- **Task directions**
Note each line of the listing that contains the string "selected", and copy it.

[Data excerpts]
◇ ◇ ◇ ◇ ◇ ◇ ◇

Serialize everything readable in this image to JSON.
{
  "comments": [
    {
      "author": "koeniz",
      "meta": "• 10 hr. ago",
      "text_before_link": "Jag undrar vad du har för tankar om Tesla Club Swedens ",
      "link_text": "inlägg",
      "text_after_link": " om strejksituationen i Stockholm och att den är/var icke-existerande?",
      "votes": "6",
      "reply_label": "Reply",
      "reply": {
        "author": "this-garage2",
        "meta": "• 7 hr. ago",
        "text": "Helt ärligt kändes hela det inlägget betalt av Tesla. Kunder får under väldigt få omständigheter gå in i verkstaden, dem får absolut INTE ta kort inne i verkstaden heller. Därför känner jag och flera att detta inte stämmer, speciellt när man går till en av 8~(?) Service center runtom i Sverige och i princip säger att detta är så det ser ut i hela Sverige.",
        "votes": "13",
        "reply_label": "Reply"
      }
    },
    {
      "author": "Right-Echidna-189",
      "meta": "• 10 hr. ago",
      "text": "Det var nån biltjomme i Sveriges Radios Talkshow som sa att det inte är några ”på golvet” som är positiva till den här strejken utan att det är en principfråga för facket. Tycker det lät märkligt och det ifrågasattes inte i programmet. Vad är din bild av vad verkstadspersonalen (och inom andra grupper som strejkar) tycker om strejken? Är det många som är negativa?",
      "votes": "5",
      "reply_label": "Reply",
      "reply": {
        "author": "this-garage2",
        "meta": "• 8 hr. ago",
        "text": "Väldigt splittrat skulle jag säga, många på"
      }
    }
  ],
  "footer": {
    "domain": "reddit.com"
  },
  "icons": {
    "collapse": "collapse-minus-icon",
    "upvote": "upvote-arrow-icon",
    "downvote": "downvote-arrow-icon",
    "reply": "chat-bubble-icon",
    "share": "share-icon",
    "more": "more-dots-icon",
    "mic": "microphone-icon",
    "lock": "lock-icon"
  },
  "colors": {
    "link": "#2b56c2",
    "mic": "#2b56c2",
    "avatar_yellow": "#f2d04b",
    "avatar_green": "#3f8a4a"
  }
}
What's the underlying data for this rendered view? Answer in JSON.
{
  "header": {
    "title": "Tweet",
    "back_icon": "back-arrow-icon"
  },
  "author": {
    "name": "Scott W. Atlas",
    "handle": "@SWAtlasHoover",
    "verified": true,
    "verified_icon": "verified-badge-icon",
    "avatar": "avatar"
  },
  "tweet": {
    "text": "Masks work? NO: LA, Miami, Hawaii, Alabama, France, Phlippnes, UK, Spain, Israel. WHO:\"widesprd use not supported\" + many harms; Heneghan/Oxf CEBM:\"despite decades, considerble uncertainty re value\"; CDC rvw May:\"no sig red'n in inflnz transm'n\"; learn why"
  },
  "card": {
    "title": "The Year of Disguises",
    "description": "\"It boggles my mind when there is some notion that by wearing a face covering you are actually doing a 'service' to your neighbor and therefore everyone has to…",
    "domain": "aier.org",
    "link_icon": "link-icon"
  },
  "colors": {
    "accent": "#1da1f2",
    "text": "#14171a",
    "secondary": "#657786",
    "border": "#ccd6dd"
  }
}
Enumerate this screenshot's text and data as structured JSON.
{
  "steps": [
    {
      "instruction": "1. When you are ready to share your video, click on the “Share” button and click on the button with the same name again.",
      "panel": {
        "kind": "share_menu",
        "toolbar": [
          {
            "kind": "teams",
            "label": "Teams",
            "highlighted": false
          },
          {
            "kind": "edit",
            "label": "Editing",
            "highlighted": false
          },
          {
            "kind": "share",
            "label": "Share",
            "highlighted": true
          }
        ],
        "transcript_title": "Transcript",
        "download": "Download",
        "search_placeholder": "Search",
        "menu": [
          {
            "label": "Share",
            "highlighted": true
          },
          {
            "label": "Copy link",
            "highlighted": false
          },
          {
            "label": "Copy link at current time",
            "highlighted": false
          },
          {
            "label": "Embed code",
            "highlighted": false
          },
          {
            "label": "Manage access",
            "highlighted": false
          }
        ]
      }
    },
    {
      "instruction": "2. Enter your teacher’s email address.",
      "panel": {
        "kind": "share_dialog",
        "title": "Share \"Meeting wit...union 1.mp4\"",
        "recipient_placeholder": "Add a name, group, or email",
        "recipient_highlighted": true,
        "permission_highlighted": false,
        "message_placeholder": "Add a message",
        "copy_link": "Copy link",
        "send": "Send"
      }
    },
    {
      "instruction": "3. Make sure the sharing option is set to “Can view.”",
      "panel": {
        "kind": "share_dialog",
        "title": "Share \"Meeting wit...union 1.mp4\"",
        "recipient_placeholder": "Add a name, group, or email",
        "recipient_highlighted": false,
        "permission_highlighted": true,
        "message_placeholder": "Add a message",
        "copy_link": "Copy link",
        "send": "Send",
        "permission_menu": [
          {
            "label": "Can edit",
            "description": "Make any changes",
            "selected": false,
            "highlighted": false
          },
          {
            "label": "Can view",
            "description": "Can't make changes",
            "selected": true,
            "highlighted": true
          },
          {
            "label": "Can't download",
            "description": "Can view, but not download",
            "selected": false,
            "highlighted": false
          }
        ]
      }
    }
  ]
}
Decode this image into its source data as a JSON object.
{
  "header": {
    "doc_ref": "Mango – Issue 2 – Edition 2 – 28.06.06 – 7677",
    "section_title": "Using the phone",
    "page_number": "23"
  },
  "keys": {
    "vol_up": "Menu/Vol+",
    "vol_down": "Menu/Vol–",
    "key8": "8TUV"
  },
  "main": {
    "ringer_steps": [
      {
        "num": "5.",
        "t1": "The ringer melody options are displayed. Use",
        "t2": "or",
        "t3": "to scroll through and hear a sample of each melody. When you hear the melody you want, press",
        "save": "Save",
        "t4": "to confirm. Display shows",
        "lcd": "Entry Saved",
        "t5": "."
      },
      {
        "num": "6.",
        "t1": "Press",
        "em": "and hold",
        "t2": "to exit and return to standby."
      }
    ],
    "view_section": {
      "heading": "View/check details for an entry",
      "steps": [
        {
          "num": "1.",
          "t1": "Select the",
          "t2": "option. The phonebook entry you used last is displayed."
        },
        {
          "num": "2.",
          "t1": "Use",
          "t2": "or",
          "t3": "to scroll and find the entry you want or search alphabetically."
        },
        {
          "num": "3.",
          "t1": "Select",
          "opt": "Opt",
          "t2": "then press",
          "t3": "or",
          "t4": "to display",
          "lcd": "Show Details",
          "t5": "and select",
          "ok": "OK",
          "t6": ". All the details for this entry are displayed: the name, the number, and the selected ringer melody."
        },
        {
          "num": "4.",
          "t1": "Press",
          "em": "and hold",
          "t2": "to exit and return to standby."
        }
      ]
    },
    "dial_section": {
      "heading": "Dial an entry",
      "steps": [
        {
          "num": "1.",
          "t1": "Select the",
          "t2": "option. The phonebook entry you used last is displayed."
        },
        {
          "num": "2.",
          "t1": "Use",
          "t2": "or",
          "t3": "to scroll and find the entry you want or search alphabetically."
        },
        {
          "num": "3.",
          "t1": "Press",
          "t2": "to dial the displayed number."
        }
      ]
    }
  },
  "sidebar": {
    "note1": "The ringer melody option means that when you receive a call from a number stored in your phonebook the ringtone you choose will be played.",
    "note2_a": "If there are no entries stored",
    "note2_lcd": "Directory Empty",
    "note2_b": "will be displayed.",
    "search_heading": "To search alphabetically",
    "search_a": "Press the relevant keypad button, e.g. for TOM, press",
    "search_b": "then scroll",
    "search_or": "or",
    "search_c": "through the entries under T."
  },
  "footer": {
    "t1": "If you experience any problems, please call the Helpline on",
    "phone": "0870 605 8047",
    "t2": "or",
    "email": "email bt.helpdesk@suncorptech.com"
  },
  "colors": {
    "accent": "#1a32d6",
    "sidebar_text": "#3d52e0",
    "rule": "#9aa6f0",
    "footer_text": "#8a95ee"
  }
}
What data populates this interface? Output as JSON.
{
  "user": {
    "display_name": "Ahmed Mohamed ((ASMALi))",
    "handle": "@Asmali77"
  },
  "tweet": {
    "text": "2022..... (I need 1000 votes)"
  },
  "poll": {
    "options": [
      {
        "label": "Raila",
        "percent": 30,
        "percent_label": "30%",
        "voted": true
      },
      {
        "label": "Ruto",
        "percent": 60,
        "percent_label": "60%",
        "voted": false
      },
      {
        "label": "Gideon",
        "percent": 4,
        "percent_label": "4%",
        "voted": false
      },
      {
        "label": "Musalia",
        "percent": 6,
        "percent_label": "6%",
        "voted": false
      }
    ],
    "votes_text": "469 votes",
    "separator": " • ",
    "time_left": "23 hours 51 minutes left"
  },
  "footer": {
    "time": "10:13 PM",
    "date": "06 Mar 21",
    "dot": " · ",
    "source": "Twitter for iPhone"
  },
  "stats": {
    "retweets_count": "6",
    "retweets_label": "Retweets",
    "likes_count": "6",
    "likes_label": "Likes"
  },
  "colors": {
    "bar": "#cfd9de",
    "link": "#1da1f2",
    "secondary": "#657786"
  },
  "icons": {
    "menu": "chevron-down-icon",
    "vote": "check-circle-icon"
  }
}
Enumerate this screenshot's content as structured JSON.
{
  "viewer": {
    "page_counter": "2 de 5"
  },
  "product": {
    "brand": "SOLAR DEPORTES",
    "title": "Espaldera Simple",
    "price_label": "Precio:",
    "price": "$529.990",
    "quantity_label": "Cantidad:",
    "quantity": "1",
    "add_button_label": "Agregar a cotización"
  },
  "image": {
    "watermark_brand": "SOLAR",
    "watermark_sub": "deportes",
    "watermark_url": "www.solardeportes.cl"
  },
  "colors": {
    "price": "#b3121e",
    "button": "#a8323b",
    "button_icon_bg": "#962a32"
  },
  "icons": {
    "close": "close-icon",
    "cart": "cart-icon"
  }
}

◇ ◇ ◇ ◇ ◇ ◇ ◇

- **Output for this exercise**
            "selected": false,
            "selected": true,
            "selected": false,
          "t6": ". All the details for this entry are displayed: the name, the number, and the selected ringer melody."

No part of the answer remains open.